• Task material:
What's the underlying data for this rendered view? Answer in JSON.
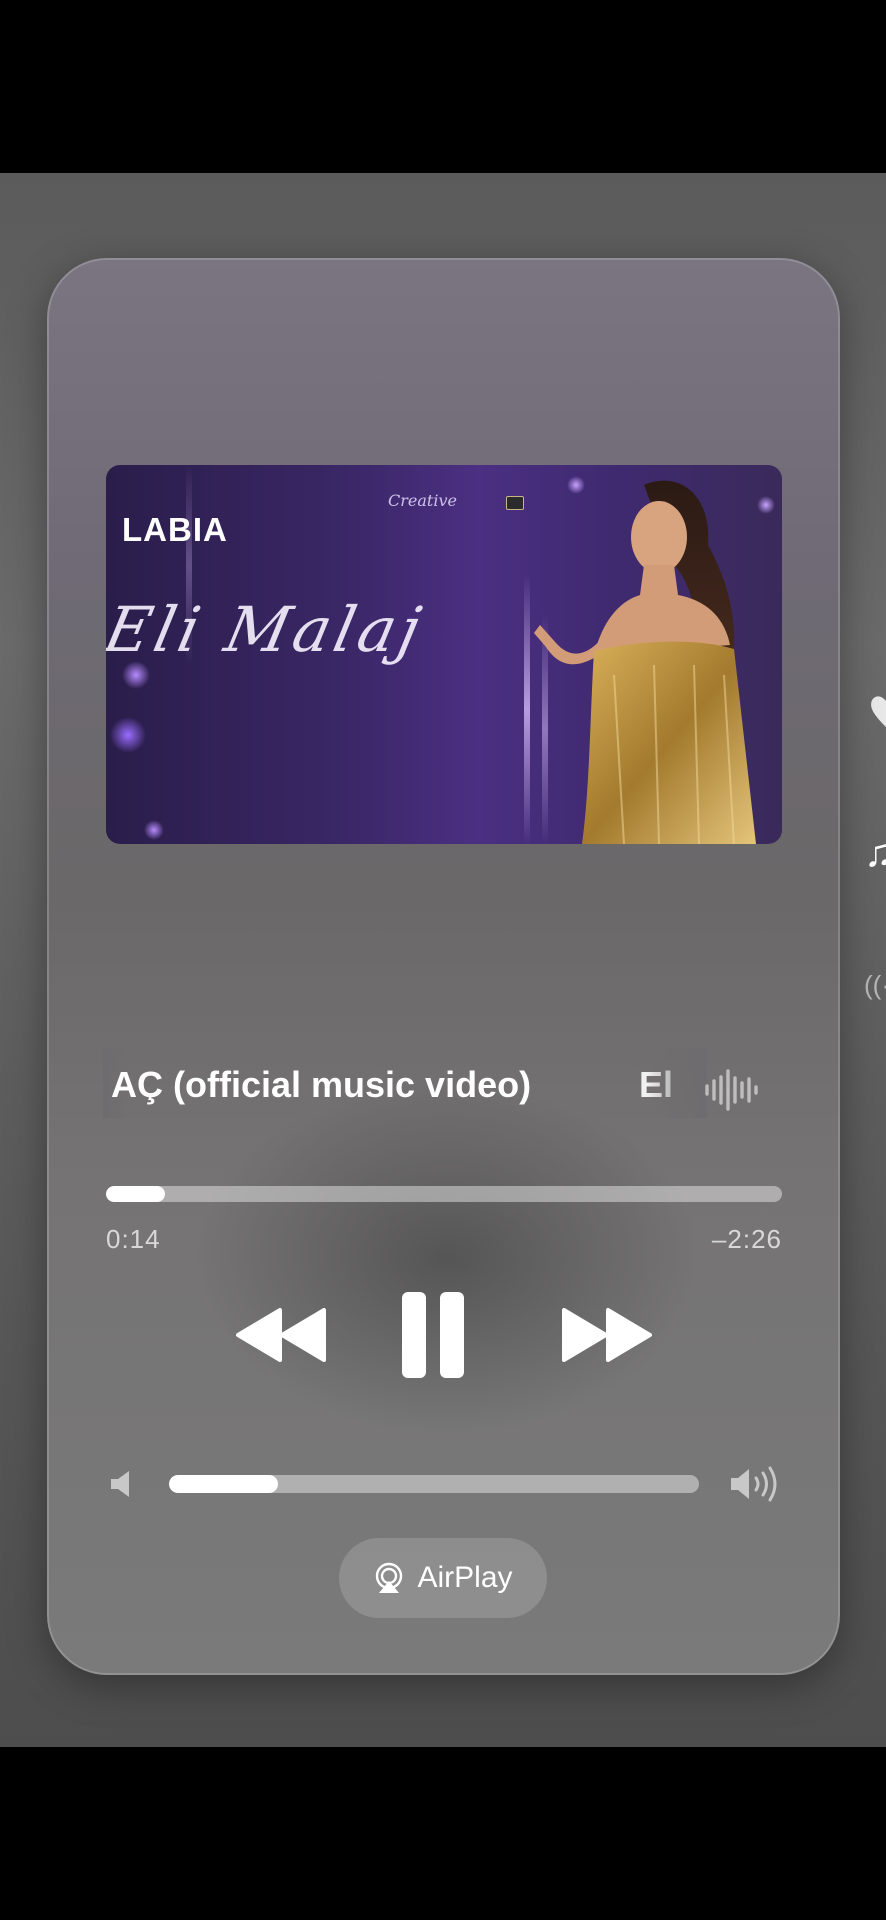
{
  "artwork": {
    "logo": "LABIA",
    "script_text": "Eli Malaj",
    "brand_mark": "Creative",
    "icon": "camera-icon"
  },
  "track": {
    "title": "AÇ  (official music video)",
    "artist": "El",
    "waveform_icon": "waveform-icon"
  },
  "playback": {
    "elapsed": "0:14",
    "remaining": "–2:26",
    "progress_fraction": 0.088
  },
  "controls": {
    "rewind_icon": "rewind-icon",
    "pause_icon": "pause-icon",
    "forward_icon": "fast-forward-icon"
  },
  "volume": {
    "level_fraction": 0.205,
    "min_icon": "speaker-low-icon",
    "max_icon": "speaker-high-icon"
  },
  "airplay": {
    "label": "AirPlay",
    "icon": "airplay-icon"
  },
  "side_panel": {
    "note_glyph": "♫",
    "broadcast_glyph": "((·"
  },
  "colors": {
    "foreground": "#ffffff",
    "artwork_purple": "#4b2f82",
    "card_gray": "#6f6a75"
  }
}
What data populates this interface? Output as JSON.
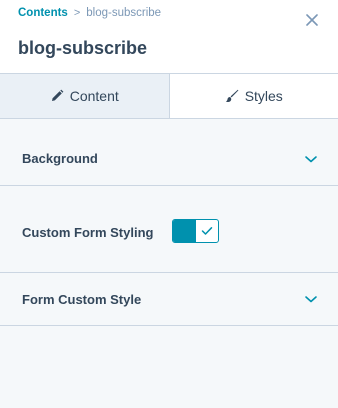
{
  "breadcrumb": {
    "parent": "Contents",
    "separator": ">",
    "current": "blog-subscribe"
  },
  "header": {
    "title": "blog-subscribe"
  },
  "tabs": [
    {
      "label": "Content",
      "icon": "pencil-icon",
      "active": false
    },
    {
      "label": "Styles",
      "icon": "brush-icon",
      "active": true
    }
  ],
  "sections": {
    "background": {
      "label": "Background"
    },
    "custom_form_styling": {
      "label": "Custom Form Styling",
      "enabled": true
    },
    "form_custom_style": {
      "label": "Form Custom Style"
    }
  },
  "colors": {
    "accent": "#0091ae",
    "text": "#33475b",
    "muted": "#7c98b6",
    "border": "#cbd6e2",
    "panel_bg": "#f5f8fa"
  }
}
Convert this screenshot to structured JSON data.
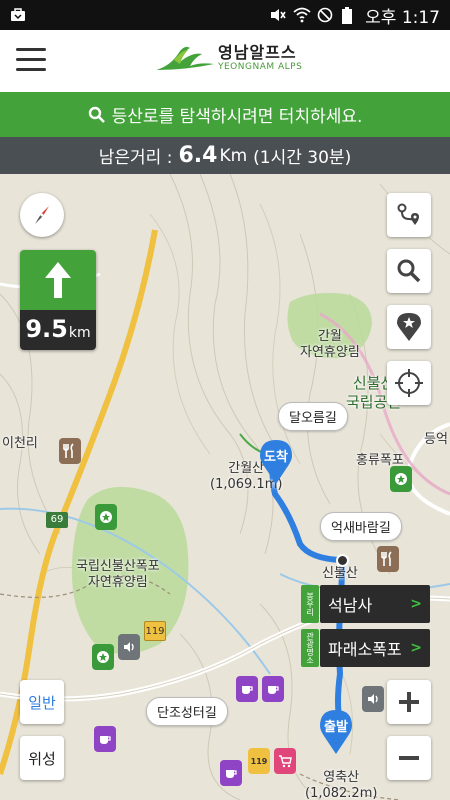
{
  "status_bar": {
    "time": "오후 1:17"
  },
  "app": {
    "logo_title": "영남알프스",
    "logo_subtitle": "YEONGNAM ALPS"
  },
  "search": {
    "text": "등산로를 탐색하시려면 터치하세요."
  },
  "distance": {
    "label": "남은거리 :",
    "value": "6.4",
    "unit": "Km",
    "time": "(1시간 30분)"
  },
  "navigation": {
    "distance_value": "9.5",
    "distance_unit": "km"
  },
  "map": {
    "labels": {
      "ganwol_forest": "간월\n자연휴양림",
      "sinbulsan_park": "신불산\n국립공원",
      "icheonri": "이천리",
      "ganwolsan": "간월산\n(1,069.1m)",
      "hongryu": "홍류폭포",
      "deung": "등억",
      "sinbulsan_forest": "국립신불산폭포\n자연휴양림",
      "sinbulsan": "신불산",
      "yeongchuksan": "영축산\n(1,082.2m)",
      "road_69": "69",
      "road_119": "119"
    },
    "bubbles": {
      "dalorum": "달오름길",
      "eoksae": "억새바람길",
      "danjo": "단조성터길"
    },
    "pins": {
      "end": "도착",
      "start": "출발"
    }
  },
  "route_list": [
    {
      "tag": "봉우리",
      "label": "석남사"
    },
    {
      "tag": "관광명소",
      "label": "파래소폭포"
    }
  ],
  "controls": {
    "mode_normal": "일반",
    "mode_satellite": "위성"
  },
  "colors": {
    "brand_green": "#43a33a",
    "route_blue": "#2f7fe0",
    "panel_dark": "#2b2b2b"
  }
}
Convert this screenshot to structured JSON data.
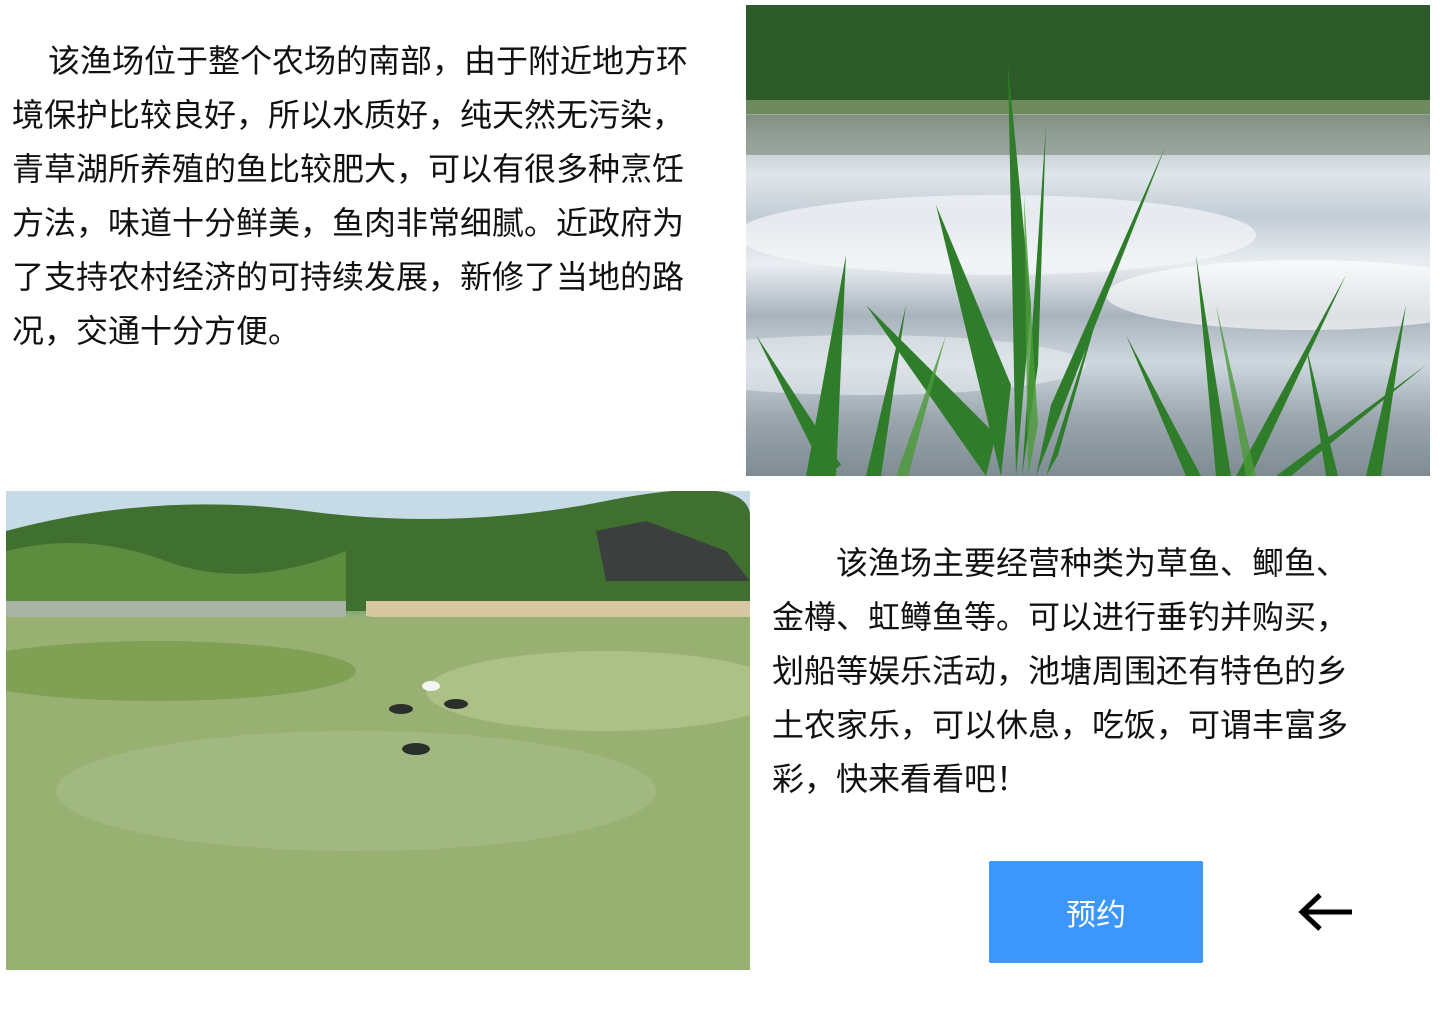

• Problem to work on: Transcribe the records above verbatim. Do not carry over any picture.

• Result:
What's the underlying data for this rendered view? Answer in JSON.
{
  "artwork": {
    "logo": "LABIA",
    "script_text": "Eli Malaj",
    "brand_mark": "Creative",
    "icon": "camera-icon"
  },
  "track": {
    "title": "AÇ  (official music video)",
    "artist": "El",
    "waveform_icon": "waveform-icon"
  },
  "playback": {
    "elapsed": "0:14",
    "remaining": "–2:26",
    "progress_fraction": 0.088
  },
  "controls": {
    "rewind_icon": "rewind-icon",
    "pause_icon": "pause-icon",
    "forward_icon": "fast-forward-icon"
  },
  "volume": {
    "level_fraction": 0.205,
    "min_icon": "speaker-low-icon",
    "max_icon": "speaker-high-icon"
  },
  "airplay": {
    "label": "AirPlay",
    "icon": "airplay-icon"
  },
  "side_panel": {
    "note_glyph": "♫",
    "broadcast_glyph": "((·"
  },
  "colors": {
    "foreground": "#ffffff",
    "artwork_purple": "#4b2f82",
    "card_gray": "#6f6a75"
  }
}
What data populates this interface? Output as JSON.
{
  "breadcrumb": {
    "parent": "Contents",
    "separator": ">",
    "current": "blog-subscribe"
  },
  "header": {
    "title": "blog-subscribe"
  },
  "tabs": [
    {
      "label": "Content",
      "icon": "pencil-icon",
      "active": false
    },
    {
      "label": "Styles",
      "icon": "brush-icon",
      "active": true
    }
  ],
  "sections": {
    "background": {
      "label": "Background"
    },
    "custom_form_styling": {
      "label": "Custom Form Styling",
      "enabled": true
    },
    "form_custom_style": {
      "label": "Form Custom Style"
    }
  },
  "colors": {
    "accent": "#0091ae",
    "text": "#33475b",
    "muted": "#7c98b6",
    "border": "#cbd6e2",
    "panel_bg": "#f5f8fa"
  }
}
Convert this screenshot to structured JSON data.
{
  "status_bar": {
    "time": "오후 1:17"
  },
  "app": {
    "logo_title": "영남알프스",
    "logo_subtitle": "YEONGNAM ALPS"
  },
  "search": {
    "text": "등산로를 탐색하시려면 터치하세요."
  },
  "distance": {
    "label": "남은거리 :",
    "value": "6.4",
    "unit": "Km",
    "time": "(1시간 30분)"
  },
  "navigation": {
    "distance_value": "9.5",
    "distance_unit": "km"
  },
  "map": {
    "labels": {
      "ganwol_forest": "간월\n자연휴양림",
      "sinbulsan_park": "신불산\n국립공원",
      "icheonri": "이천리",
      "ganwolsan": "간월산\n(1,069.1m)",
      "hongryu": "홍류폭포",
      "deung": "등억",
      "sinbulsan_forest": "국립신불산폭포\n자연휴양림",
      "sinbulsan": "신불산",
      "yeongchuksan": "영축산\n(1,082.2m)",
      "road_69": "69",
      "road_119": "119"
    },
    "bubbles": {
      "dalorum": "달오름길",
      "eoksae": "억새바람길",
      "danjo": "단조성터길"
    },
    "pins": {
      "end": "도착",
      "start": "출발"
    }
  },
  "route_list": [
    {
      "tag": "봉우리",
      "label": "석남사"
    },
    {
      "tag": "관광명소",
      "label": "파래소폭포"
    }
  ],
  "controls": {
    "mode_normal": "일반",
    "mode_satellite": "위성"
  },
  "colors": {
    "brand_green": "#43a33a",
    "route_blue": "#2f7fe0",
    "panel_dark": "#2b2b2b"
  }
}
Convert this screenshot to structured JSON data.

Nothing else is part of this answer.